= Written instruction =
Tally up the lines where the string "selected" appears; reply with the number only.
-- Begin Data for this task --
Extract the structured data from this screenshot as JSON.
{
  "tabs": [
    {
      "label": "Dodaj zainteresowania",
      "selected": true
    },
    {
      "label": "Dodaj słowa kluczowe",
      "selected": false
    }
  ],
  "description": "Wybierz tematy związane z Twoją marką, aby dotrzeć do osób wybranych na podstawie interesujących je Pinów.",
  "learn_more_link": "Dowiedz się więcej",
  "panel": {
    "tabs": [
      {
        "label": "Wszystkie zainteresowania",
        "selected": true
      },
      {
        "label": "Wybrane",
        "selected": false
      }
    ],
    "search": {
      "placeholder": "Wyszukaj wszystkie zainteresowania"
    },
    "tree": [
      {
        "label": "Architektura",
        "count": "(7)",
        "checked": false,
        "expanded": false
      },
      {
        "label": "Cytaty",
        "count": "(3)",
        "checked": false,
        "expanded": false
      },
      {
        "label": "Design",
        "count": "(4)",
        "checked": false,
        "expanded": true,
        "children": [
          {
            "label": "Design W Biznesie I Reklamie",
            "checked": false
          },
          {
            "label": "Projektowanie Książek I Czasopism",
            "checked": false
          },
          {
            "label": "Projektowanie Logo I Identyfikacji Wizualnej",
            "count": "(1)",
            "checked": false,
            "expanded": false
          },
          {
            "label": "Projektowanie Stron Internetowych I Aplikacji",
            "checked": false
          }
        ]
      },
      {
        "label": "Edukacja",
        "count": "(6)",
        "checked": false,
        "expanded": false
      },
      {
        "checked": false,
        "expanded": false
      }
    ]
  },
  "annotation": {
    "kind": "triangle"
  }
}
-- End Data for this task --
= Exercise answer =
4